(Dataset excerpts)
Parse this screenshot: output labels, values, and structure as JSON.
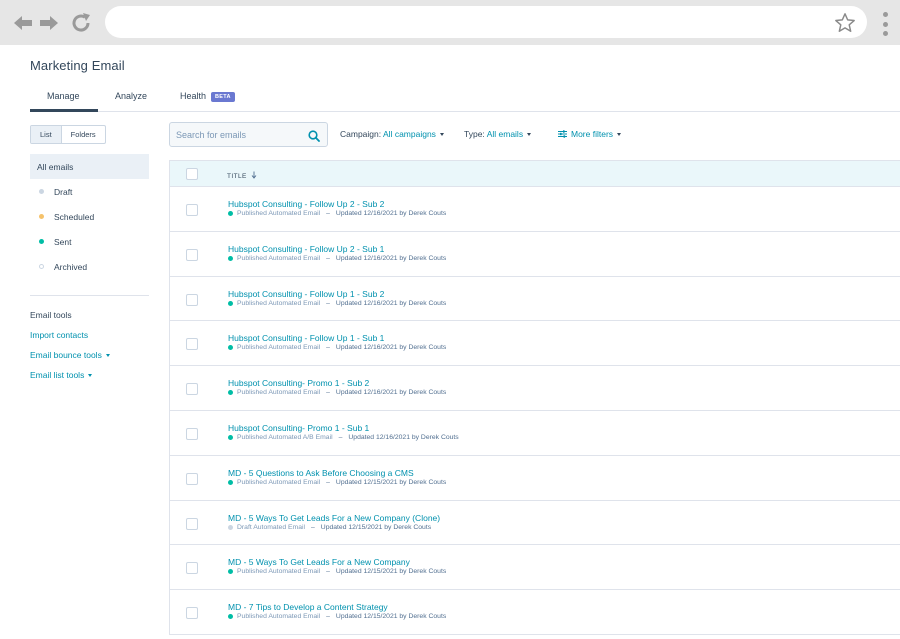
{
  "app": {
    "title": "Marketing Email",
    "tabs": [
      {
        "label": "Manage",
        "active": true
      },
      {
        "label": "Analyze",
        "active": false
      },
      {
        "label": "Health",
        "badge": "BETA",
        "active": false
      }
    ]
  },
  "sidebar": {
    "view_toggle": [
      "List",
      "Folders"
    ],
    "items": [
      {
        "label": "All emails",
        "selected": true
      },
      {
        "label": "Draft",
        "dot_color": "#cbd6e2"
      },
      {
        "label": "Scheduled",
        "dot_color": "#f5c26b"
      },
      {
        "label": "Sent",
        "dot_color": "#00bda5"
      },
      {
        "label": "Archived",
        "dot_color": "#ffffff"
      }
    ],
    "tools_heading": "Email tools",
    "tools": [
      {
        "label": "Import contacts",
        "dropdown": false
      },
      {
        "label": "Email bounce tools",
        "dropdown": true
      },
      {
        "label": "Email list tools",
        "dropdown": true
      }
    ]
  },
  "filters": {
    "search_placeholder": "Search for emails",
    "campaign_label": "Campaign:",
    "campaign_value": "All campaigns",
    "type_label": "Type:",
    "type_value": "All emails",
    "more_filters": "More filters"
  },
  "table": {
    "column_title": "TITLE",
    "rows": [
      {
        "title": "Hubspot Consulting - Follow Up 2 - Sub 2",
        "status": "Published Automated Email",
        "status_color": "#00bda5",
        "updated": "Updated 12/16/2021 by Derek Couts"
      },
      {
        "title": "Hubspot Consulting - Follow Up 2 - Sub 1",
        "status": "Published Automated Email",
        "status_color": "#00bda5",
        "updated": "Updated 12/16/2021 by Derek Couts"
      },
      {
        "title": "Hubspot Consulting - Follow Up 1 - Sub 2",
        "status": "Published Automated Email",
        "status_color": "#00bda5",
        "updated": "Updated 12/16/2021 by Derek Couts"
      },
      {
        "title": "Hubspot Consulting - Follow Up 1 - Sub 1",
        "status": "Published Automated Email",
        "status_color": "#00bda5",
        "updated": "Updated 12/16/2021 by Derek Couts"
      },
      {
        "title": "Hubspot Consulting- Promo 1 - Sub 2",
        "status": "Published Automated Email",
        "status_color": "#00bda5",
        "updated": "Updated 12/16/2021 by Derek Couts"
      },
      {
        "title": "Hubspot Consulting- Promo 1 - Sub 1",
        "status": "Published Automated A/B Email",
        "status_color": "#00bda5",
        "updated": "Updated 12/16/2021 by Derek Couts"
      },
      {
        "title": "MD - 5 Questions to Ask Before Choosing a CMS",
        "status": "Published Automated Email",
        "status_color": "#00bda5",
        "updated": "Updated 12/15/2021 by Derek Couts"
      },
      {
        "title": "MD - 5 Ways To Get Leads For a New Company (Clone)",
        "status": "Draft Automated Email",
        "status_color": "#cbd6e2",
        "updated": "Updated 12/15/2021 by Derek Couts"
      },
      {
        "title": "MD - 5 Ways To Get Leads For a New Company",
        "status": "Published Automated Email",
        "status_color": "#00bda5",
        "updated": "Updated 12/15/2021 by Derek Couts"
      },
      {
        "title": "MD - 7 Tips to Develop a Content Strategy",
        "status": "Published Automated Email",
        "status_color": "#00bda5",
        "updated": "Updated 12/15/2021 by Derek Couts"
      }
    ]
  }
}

Task details: Check every line of the data above for the string "Draft", and copy those that have it.

Task result:
        "label": "Draft",
        "status": "Draft Automated Email",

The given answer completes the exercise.